EXERCISES TO COMPLETE:
1 > Copy the stretch of the passage on women in country music from "Need examples? Look" through "escape domestic violence).".
2 > Translate this sentence from the passage on women in country music into Spanish: "There are some structural reasons why country music has historically had a gender problem."
3 > Go on with the passage on women in country music from the point where it stops.

Today, she said, not that much has changed. “Those challenges still exist,” Leibig says of what women artists are up against in country music, “We are just now getting to the point where those topics are being more openly talked about. But there’s still a long way to go.”
There are some structural reasons why country music has historically had a gender problem. Dean Hubbs, a professor of women’s studies, music and American culture at the University of Michigan, told The 19th that country music as an industry is unique within the larger context of pop music because it actually has a professional organization dedicated to researching and promoting it: the Country Music Association (CMA), which has existed since 1958. Historically, both the CMA and country radio “have sometimes steered country music in directions more conservative than artists’ and listeners’ preferences,” Hubbs said.
Need examples? Look no further than some of the notorious songs banned from country radio, ranging from Kitty Wells’ 1952 “It Wasn’t God Who Made Honky-Tonk Angels” (about how unfaithful men are to blame should a woman be unfaithful), Lynn’s 1975 “The Pill” (about a woman angered and frustrated about having no control over her back-to-back pregnancies driven by her husband’s desires until she’s able to begin oral contraceptives), and Martina McBride’s 1994 “Independence Day” (which drew a connection between American independence and a mother killing her husband in a house fire to escape domestic violence).

COLLECTED MATERIAL:
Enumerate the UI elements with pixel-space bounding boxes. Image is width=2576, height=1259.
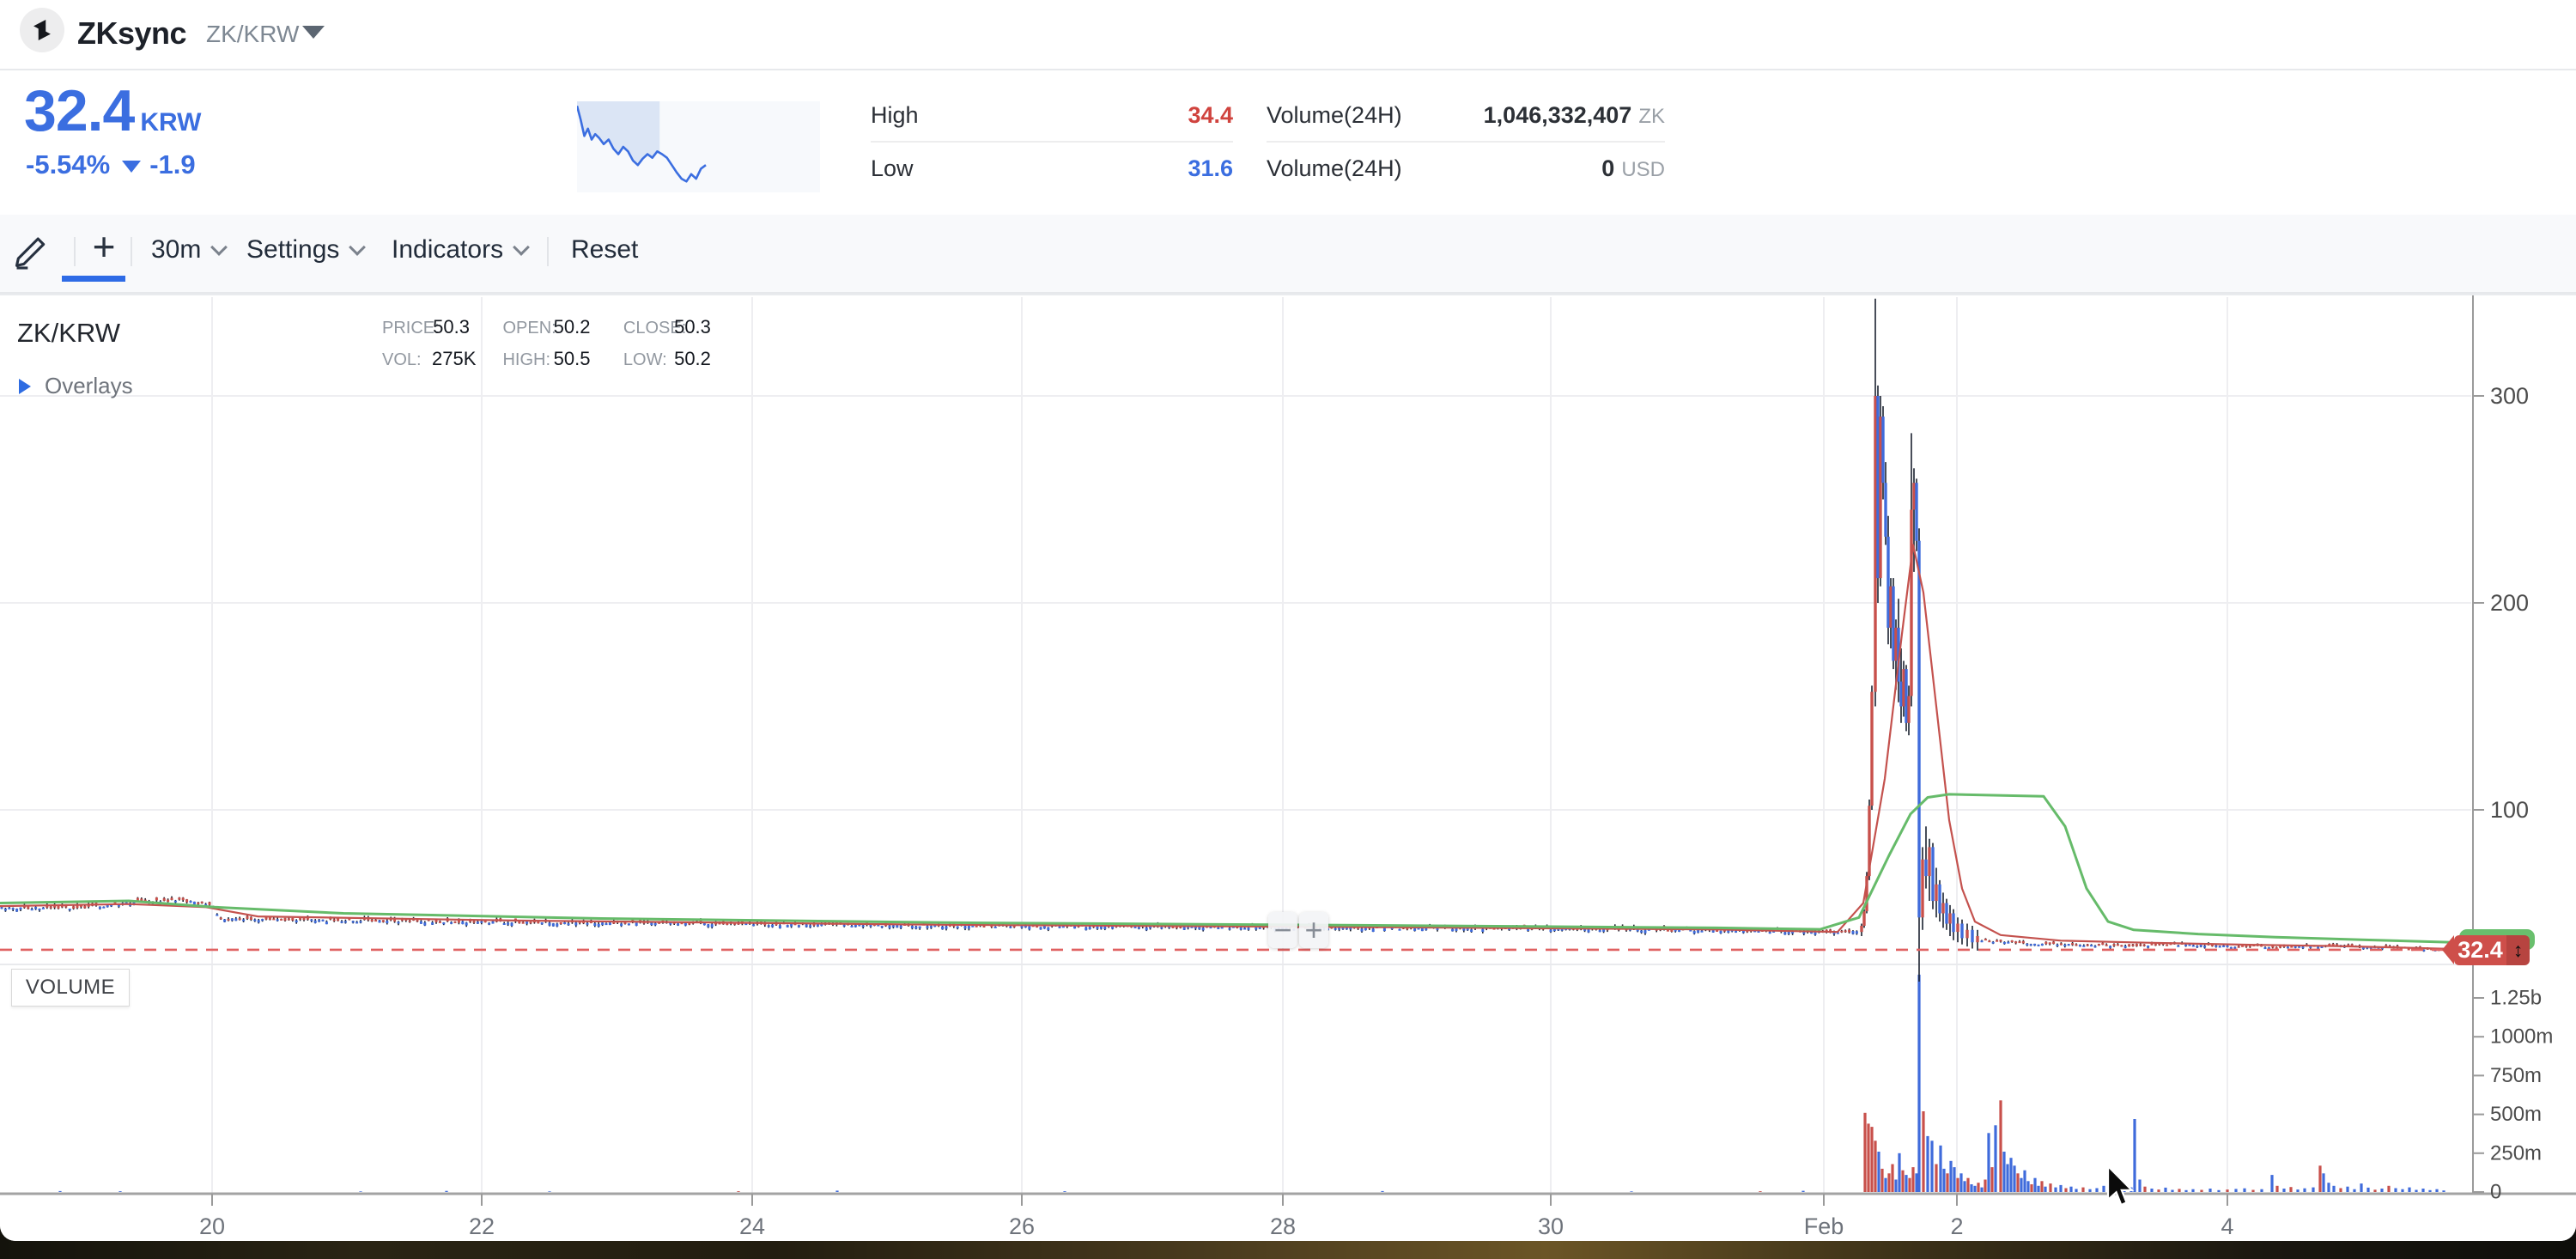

ANSWERS TO EACH TASK:
1 >
Need examples? Look no further than some of the notorious songs banned from country radio, ranging from Kitty Wells’ 1952 “It Wasn’t God Who Made Honky-Tonk Angels” (about how unfaithful men are to blame should a woman be unfaithful), Lynn’s 1975 “The Pill” (about a woman angered and frustrated about having no control over her back-to-back pregnancies driven by her husband’s desires until she’s able to begin oral contraceptives), and Martina McBride’s 1994 “Independence Day” (which drew a connection between American independence and a mother killing her husband in a house fire to escape domestic violence).

2 > Hay algunas razones estructurales por las que la música country ha tenido históricamente un problema de género.

3 >
Most famously, the all-women country music trio the Chicks (then known as the Dixie Chicks) was outright banned from all country radio — and the industry writ large — for years after Natalie Maines, the lead singer, publicly stated that she was “ashamed that the president of the United States is from Texas” during a 2003 concert in London at the height of then-President George W. Bush’s mounting military intervention in Iraq.
As Hubbs explained, Wells’s, Lynn’s and McBride’s songs were beloved by fans and taken off air simply because they were thought to have “extreme or dangerous messages about women.” The Chicks “weren’t censured for gender content,” Hubbs said, “but they were the highest-profile female artists in the country when country radio led boycotts and record-burning events against them for their political speech.”
In other words: Certain voices are not allowed to have opinions in country music, and because those voices are predominantly those of women, women are often pushed out of fully participating in the industry — and getting to self-identify with the genre — across the board.
Francesca Royster, an English professor at DePaul University who is working on a book on African-Americans in country music, told The 19th that gatekeeping in country not only happens based on gender but also often weaponizes race. Royster pointed to how hard Beyonce had to work to get recognition in traditional country circles for her song “Daddy Lessons” from her 2016 album Lemonade, and how when Beyonce played with the Chicks at the CMA Awards that year “fans commented on her dress — a translucent beaded gown — as being ‘whorish,’ and a sign that as a Black pop star, she didn’t belong in country music.” Royster added that Beyonce’s involvement in the Black Lives Matter movement was also often cited when discussions emerged about her not being “country enough” — a phrase often used to discuss “Daddy Lessons.” (The song was not nominated for Best Country Song at the Grammys the year of its release.)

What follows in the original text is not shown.